▶ REQUEST
Copy out the lines of the listing from its beginning through the line containing "footer band [0,1543,1932,1932]", inclusive, reproducing each one without change.

↓

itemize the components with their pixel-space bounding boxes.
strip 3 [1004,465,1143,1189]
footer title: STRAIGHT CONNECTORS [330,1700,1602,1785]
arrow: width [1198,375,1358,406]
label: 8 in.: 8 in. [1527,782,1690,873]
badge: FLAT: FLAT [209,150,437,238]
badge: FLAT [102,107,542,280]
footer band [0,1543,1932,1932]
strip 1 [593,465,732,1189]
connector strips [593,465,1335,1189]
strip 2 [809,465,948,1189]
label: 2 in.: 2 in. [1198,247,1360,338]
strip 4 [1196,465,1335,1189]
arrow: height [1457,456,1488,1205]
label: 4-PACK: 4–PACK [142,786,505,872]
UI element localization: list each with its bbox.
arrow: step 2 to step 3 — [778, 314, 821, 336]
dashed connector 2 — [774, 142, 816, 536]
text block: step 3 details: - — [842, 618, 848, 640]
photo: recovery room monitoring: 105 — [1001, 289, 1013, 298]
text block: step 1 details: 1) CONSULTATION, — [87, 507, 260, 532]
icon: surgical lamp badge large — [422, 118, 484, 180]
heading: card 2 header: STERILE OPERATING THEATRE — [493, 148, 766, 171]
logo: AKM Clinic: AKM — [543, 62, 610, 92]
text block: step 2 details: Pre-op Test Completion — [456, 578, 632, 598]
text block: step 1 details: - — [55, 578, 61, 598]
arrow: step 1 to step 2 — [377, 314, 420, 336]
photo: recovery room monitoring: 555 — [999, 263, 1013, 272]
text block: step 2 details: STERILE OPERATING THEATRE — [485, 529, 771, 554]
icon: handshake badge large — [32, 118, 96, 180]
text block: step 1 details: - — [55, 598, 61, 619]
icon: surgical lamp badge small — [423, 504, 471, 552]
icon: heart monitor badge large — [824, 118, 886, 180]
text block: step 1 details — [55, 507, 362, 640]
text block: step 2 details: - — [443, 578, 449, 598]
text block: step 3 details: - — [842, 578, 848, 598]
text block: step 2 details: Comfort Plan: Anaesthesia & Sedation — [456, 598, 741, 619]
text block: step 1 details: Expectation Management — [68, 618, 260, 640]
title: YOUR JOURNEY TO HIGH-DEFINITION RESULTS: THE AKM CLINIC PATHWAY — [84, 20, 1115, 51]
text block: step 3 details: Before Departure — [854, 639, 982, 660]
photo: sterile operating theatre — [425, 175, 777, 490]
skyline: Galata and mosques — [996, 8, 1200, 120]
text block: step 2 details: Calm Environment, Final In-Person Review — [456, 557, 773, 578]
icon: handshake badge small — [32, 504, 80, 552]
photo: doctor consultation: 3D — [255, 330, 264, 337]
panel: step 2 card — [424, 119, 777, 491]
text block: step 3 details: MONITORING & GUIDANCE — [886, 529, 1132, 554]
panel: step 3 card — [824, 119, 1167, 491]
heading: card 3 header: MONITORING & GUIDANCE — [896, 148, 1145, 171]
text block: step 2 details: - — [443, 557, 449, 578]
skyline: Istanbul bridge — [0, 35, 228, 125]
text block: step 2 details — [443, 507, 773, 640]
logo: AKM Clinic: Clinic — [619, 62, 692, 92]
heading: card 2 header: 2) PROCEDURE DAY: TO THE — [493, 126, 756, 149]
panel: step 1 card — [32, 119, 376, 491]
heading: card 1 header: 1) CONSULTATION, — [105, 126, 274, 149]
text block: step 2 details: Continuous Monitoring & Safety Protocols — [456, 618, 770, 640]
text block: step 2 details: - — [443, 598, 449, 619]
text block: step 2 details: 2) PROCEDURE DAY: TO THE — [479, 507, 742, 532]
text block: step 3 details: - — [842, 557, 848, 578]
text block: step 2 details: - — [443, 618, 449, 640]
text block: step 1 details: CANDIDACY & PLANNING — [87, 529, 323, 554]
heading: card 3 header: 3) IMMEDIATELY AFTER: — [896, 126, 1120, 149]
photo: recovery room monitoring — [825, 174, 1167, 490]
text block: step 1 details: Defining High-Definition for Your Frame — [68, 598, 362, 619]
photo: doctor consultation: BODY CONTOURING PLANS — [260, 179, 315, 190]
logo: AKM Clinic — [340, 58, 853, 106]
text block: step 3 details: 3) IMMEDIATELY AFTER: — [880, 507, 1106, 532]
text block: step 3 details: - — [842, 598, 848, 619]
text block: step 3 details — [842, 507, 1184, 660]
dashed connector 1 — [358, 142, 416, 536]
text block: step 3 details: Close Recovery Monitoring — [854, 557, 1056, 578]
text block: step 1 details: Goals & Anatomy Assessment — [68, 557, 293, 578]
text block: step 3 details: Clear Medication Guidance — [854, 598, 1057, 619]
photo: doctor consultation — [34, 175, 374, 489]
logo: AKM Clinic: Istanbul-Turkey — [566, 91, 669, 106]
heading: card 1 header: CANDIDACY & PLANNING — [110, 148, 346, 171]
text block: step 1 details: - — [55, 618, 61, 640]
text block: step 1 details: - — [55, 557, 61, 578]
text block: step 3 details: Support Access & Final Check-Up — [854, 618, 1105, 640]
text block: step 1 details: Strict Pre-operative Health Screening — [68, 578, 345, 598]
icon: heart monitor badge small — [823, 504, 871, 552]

↑

▶ SOLUTION TO THE PROBLEM
itemize the components with their pixel-space bounding boxes.
strip 3 [1004,465,1143,1189]
footer title: STRAIGHT CONNECTORS [330,1700,1602,1785]
arrow: width [1198,375,1358,406]
label: 8 in.: 8 in. [1527,782,1690,873]
badge: FLAT: FLAT [209,150,437,238]
badge: FLAT [102,107,542,280]
footer band [0,1543,1932,1932]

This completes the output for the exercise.